Problem:
In the entries below, how many lines hold the string "controls"? Give only the number.

====================

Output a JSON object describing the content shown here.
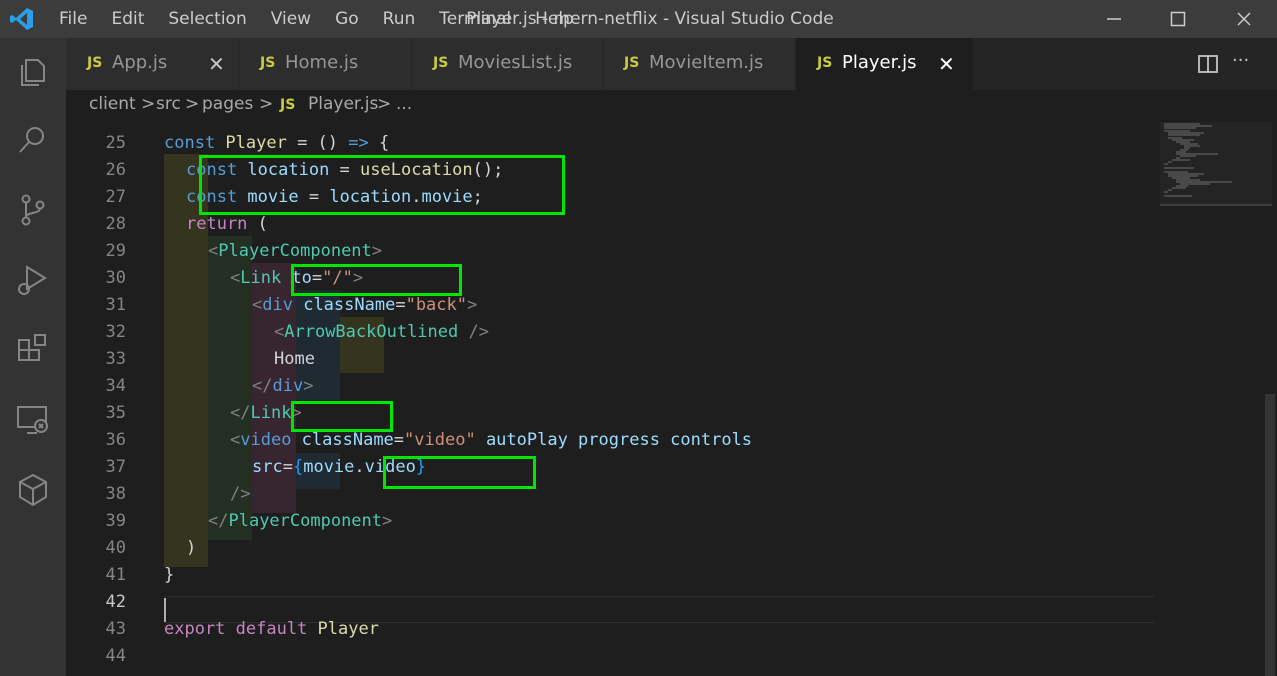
{
  "window": {
    "title": "Player.js - mern-netflix - Visual Studio Code",
    "menu": [
      "File",
      "Edit",
      "Selection",
      "View",
      "Go",
      "Run",
      "Terminal",
      "Help"
    ],
    "controls": {
      "minimize": "─",
      "maximize": "☐",
      "close": "✕"
    }
  },
  "activity_bar": [
    {
      "name": "explorer-icon"
    },
    {
      "name": "search-icon"
    },
    {
      "name": "source-control-icon"
    },
    {
      "name": "run-debug-icon"
    },
    {
      "name": "extensions-icon"
    },
    {
      "name": "remote-explorer-icon"
    },
    {
      "name": "docker-icon"
    }
  ],
  "tabs": [
    {
      "badge": "JS",
      "label": "App.js",
      "close": "✕",
      "active": false
    },
    {
      "badge": "JS",
      "label": "Home.js",
      "active": false
    },
    {
      "badge": "JS",
      "label": "MoviesList.js",
      "active": false
    },
    {
      "badge": "JS",
      "label": "MovieItem.js",
      "active": false
    },
    {
      "badge": "JS",
      "label": "Player.js",
      "close": "✕",
      "active": true
    }
  ],
  "tab_actions": {
    "more": "···"
  },
  "breadcrumb": {
    "items": [
      "client",
      "src",
      "pages",
      "Player.js",
      "..."
    ],
    "sep": ">",
    "badge": "JS"
  },
  "editor": {
    "line_numbers": [
      "25",
      "26",
      "27",
      "28",
      "29",
      "30",
      "31",
      "32",
      "33",
      "34",
      "35",
      "36",
      "37",
      "38",
      "39",
      "40",
      "41",
      "42",
      "43",
      "44"
    ],
    "current_line": "42",
    "lines": [
      [
        [
          "const ",
          "kw"
        ],
        [
          "Player",
          "fn"
        ],
        [
          " = () ",
          "op"
        ],
        [
          "=>",
          "arrow"
        ],
        [
          " {",
          "op"
        ]
      ],
      [
        [
          "const ",
          "kw"
        ],
        [
          "location",
          "var"
        ],
        [
          " = ",
          "op"
        ],
        [
          "useLocation",
          "fn"
        ],
        [
          "();",
          "op"
        ]
      ],
      [
        [
          "const ",
          "kw"
        ],
        [
          "movie",
          "var"
        ],
        [
          " = ",
          "op"
        ],
        [
          "location",
          "var"
        ],
        [
          ".",
          "op"
        ],
        [
          "movie",
          "var"
        ],
        [
          ";",
          "op"
        ]
      ],
      [
        [
          "return",
          "ctl"
        ],
        [
          " (",
          "op"
        ]
      ],
      [
        [
          "<",
          "punc"
        ],
        [
          "PlayerComponent",
          "tag"
        ],
        [
          ">",
          "punc"
        ]
      ],
      [
        [
          "<",
          "punc"
        ],
        [
          "Link ",
          "tag"
        ],
        [
          "to",
          "var"
        ],
        [
          "=",
          "op"
        ],
        [
          "\"/\"",
          "str"
        ],
        [
          ">",
          "punc"
        ]
      ],
      [
        [
          "<",
          "punc"
        ],
        [
          "div ",
          "kw"
        ],
        [
          "className",
          "var"
        ],
        [
          "=",
          "op"
        ],
        [
          "\"back\"",
          "str"
        ],
        [
          ">",
          "punc"
        ]
      ],
      [
        [
          "<",
          "punc"
        ],
        [
          "ArrowBackOutlined ",
          "tag"
        ],
        [
          "/>",
          "punc"
        ]
      ],
      [
        [
          "Home",
          "def"
        ]
      ],
      [
        [
          "</",
          "punc"
        ],
        [
          "div",
          "kw"
        ],
        [
          ">",
          "punc"
        ]
      ],
      [
        [
          "</",
          "punc"
        ],
        [
          "Link",
          "tag"
        ],
        [
          ">",
          "punc"
        ]
      ],
      [
        [
          "<",
          "punc"
        ],
        [
          "video ",
          "kw"
        ],
        [
          "className",
          "var"
        ],
        [
          "=",
          "op"
        ],
        [
          "\"video\"",
          "str"
        ],
        [
          " autoPlay progress controls",
          "var"
        ]
      ],
      [
        [
          "src",
          "var"
        ],
        [
          "=",
          "op"
        ],
        [
          "{",
          "br3"
        ],
        [
          "movie",
          "var"
        ],
        [
          ".",
          "op"
        ],
        [
          "video",
          "var"
        ],
        [
          "}",
          "br3"
        ]
      ],
      [
        [
          "/>",
          "punc"
        ]
      ],
      [
        [
          "</",
          "punc"
        ],
        [
          "PlayerComponent",
          "tag"
        ],
        [
          ">",
          "punc"
        ]
      ],
      [
        [
          ")",
          "op"
        ]
      ],
      [
        [
          "}",
          "op"
        ]
      ],
      [],
      [
        [
          "export ",
          "ctl"
        ],
        [
          "default ",
          "ctl"
        ],
        [
          "Player",
          "fn"
        ]
      ],
      []
    ]
  },
  "colors": {
    "keyword": "#569cd6",
    "function": "#dcdcaa",
    "variable": "#9cdcfe",
    "control": "#c586c0",
    "tag": "#4ec9b0",
    "string": "#ce9178",
    "punctuation": "#808080",
    "highlight_box": "#00e600"
  }
}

====================

Problem solution:
2